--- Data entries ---
** begin **
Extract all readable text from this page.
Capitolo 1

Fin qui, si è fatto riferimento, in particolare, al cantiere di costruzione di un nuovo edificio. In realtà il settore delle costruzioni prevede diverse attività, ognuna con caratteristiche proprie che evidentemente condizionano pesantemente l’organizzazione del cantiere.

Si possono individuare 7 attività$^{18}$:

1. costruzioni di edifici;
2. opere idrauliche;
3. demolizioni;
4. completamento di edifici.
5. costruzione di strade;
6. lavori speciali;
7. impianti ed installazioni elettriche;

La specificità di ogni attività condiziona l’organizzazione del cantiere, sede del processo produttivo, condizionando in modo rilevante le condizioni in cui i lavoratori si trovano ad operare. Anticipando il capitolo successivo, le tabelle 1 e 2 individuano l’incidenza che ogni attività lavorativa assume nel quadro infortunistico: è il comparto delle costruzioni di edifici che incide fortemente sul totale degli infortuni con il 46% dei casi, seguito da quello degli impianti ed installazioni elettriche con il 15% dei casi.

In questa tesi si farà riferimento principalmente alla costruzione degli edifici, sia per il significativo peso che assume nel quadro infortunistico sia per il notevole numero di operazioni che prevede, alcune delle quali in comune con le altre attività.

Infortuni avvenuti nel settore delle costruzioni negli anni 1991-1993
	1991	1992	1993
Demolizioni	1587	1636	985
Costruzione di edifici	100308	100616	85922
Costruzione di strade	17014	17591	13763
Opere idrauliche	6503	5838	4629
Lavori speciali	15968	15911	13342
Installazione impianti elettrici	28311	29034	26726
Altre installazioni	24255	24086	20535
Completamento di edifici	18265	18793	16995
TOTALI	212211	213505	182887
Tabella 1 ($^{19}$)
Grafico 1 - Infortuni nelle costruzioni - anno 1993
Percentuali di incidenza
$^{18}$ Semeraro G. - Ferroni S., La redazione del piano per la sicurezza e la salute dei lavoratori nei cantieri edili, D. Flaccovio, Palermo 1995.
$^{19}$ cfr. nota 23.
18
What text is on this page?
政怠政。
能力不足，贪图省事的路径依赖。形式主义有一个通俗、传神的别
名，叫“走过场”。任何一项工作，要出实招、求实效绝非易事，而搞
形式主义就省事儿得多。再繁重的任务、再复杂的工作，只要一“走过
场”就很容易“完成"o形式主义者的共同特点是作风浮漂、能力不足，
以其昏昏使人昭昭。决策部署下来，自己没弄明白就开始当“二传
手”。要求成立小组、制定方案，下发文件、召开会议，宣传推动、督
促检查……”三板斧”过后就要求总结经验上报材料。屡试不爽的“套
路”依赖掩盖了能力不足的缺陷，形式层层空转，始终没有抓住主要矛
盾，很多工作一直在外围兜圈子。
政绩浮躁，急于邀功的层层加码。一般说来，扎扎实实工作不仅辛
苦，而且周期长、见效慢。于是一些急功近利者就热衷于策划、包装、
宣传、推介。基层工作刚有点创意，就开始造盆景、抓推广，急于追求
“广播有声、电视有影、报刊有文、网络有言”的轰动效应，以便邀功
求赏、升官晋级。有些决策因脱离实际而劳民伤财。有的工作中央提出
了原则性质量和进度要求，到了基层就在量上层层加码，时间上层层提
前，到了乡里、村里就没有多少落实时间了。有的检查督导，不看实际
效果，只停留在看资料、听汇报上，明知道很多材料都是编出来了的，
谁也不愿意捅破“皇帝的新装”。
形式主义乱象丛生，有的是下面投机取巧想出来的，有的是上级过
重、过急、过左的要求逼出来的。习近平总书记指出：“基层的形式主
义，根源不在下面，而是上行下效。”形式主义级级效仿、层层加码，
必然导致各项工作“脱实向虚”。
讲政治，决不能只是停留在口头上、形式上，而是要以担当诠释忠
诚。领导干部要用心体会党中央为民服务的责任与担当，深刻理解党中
** end **
Reproduce each record exactly as it appears.

--- Solution for this task ---
Extract all readable text from this page.
Capitolo 1

Fin qui, si è fatto riferimento, in particolare, al cantiere di costruzione di un nuovo edificio. In realtà il settore delle costruzioni prevede diverse attività, ognuna con caratteristiche proprie che evidentemente condizionano pesantemente l’organizzazione del cantiere.

Si possono individuare 7 attività$^{18}$:

1. costruzioni di edifici;
2. opere idrauliche;
3. demolizioni;
4. completamento di edifici.
5. costruzione di strade;
6. lavori speciali;
7. impianti ed installazioni elettriche;

La specificità di ogni attività condiziona l’organizzazione del cantiere, sede del processo produttivo, condizionando in modo rilevante le condizioni in cui i lavoratori si trovano ad operare. Anticipando il capitolo successivo, le tabelle 1 e 2 individuano l’incidenza che ogni attività lavorativa assume nel quadro infortunistico: è il comparto delle costruzioni di edifici che incide fortemente sul totale degli infortuni con il 46% dei casi, seguito da quello degli impianti ed installazioni elettriche con il 15% dei casi.

In questa tesi si farà riferimento principalmente alla costruzione degli edifici, sia per il significativo peso che assume nel quadro infortunistico sia per il notevole numero di operazioni che prevede, alcune delle quali in comune con le altre attività.

Infortuni avvenuti nel settore delle costruzioni negli anni 1991-1993
	1991	1992	1993
Demolizioni	1587	1636	985
Costruzione di edifici	100308	100616	85922
Costruzione di strade	17014	17591	13763
Opere idrauliche	6503	5838	4629
Lavori speciali	15968	15911	13342
Installazione impianti elettrici	28311	29034	26726
Altre installazioni	24255	24086	20535
Completamento di edifici	18265	18793	16995
TOTALI	212211	213505	182887
Tabella 1 ($^{19}$)
Grafico 1 - Infortuni nelle costruzioni - anno 1993
Percentuali di incidenza
$^{18}$ Semeraro G. - Ferroni S., La redazione del piano per la sicurezza e la salute dei lavoratori nei cantieri edili, D. Flaccovio, Palermo 1995.
$^{19}$ cfr. nota 23.
18
What text is on this page?
政怠政。
能力不足，贪图省事的路径依赖。形式主义有一个通俗、传神的别
名，叫“走过场”。任何一项工作，要出实招、求实效绝非易事，而搞
形式主义就省事儿得多。再繁重的任务、再复杂的工作，只要一“走过
场”就很容易“完成"o形式主义者的共同特点是作风浮漂、能力不足，
以其昏昏使人昭昭。决策部署下来，自己没弄明白就开始当“二传
手”。要求成立小组、制定方案，下发文件、召开会议，宣传推动、督
促检查……”三板斧”过后就要求总结经验上报材料。屡试不爽的“套
路”依赖掩盖了能力不足的缺陷，形式层层空转，始终没有抓住主要矛
盾，很多工作一直在外围兜圈子。
政绩浮躁，急于邀功的层层加码。一般说来，扎扎实实工作不仅辛
苦，而且周期长、见效慢。于是一些急功近利者就热衷于策划、包装、
宣传、推介。基层工作刚有点创意，就开始造盆景、抓推广，急于追求
“广播有声、电视有影、报刊有文、网络有言”的轰动效应，以便邀功
求赏、升官晋级。有些决策因脱离实际而劳民伤财。有的工作中央提出
了原则性质量和进度要求，到了基层就在量上层层加码，时间上层层提
前，到了乡里、村里就没有多少落实时间了。有的检查督导，不看实际
效果，只停留在看资料、听汇报上，明知道很多材料都是编出来了的，
谁也不愿意捅破“皇帝的新装”。
形式主义乱象丛生，有的是下面投机取巧想出来的，有的是上级过
重、过急、过左的要求逼出来的。习近平总书记指出：“基层的形式主
义，根源不在下面，而是上行下效。”形式主义级级效仿、层层加码，
必然导致各项工作“脱实向虚”。
讲政治，决不能只是停留在口头上、形式上，而是要以担当诠释忠
诚。领导干部要用心体会党中央为民服务的责任与担当，深刻理解党中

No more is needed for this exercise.